List all lines of the data containing the word "Never".

▼

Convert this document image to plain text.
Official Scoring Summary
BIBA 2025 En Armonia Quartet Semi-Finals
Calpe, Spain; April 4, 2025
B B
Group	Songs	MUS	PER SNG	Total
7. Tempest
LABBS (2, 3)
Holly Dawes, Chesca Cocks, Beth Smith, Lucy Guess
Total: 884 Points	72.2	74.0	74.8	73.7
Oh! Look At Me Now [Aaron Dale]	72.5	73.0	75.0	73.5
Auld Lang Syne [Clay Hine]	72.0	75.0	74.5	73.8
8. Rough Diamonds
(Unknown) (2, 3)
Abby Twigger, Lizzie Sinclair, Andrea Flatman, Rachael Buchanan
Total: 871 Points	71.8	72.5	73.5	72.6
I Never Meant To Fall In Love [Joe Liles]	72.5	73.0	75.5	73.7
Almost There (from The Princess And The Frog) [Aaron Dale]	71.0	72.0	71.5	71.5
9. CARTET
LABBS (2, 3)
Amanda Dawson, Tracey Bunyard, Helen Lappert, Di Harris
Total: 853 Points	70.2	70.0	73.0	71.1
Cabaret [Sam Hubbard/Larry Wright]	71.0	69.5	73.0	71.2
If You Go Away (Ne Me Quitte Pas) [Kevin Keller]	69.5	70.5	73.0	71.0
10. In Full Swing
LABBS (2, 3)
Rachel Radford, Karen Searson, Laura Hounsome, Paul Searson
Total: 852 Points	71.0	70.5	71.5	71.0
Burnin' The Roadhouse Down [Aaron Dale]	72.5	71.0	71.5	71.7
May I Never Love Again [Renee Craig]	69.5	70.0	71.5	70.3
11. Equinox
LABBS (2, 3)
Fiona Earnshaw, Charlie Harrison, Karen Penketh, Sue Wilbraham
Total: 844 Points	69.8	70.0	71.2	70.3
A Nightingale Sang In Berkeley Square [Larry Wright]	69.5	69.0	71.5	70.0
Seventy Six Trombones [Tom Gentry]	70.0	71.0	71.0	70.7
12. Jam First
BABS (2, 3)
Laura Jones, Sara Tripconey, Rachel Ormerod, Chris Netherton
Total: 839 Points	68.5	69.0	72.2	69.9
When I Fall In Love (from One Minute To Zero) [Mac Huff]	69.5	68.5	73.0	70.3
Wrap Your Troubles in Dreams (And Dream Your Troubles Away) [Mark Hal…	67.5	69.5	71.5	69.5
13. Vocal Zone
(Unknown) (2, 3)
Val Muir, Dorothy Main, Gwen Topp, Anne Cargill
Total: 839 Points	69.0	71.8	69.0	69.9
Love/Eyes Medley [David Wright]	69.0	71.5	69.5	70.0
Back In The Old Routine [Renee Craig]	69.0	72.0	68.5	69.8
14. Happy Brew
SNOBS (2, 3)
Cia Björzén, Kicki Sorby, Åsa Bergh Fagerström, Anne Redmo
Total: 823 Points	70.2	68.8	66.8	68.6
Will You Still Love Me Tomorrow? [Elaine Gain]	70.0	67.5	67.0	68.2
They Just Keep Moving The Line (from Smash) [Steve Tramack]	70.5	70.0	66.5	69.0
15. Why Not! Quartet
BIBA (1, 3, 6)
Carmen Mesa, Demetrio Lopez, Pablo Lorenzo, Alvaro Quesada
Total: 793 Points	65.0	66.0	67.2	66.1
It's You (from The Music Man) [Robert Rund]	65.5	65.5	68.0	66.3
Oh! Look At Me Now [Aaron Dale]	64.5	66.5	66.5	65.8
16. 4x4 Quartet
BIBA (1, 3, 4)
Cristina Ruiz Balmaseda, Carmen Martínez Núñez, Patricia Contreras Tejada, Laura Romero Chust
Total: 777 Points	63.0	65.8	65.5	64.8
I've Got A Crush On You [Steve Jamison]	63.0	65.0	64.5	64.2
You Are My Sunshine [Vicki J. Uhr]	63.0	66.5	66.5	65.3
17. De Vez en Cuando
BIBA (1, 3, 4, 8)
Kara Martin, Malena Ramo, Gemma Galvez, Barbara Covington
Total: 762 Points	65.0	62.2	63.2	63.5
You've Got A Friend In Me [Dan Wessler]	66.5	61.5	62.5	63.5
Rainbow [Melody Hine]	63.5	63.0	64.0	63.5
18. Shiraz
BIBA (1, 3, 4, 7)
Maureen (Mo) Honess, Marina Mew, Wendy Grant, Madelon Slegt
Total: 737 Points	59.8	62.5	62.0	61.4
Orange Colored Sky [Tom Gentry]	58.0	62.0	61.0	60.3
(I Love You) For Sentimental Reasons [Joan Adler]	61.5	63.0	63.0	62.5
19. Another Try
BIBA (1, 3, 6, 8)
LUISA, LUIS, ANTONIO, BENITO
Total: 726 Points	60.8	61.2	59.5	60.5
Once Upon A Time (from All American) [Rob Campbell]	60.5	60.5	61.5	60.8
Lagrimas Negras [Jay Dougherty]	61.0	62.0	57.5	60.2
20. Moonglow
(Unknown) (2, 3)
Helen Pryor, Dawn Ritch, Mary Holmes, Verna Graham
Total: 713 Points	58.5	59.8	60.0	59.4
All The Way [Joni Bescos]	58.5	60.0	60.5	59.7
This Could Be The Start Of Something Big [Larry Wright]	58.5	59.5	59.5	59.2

▲

### Exercise solution:
I Never Meant To Fall In Love [Joe Liles]	72.5	73.0	75.5	73.7
May I Never Love Again [Renee Craig]	69.5	70.0	71.5	70.3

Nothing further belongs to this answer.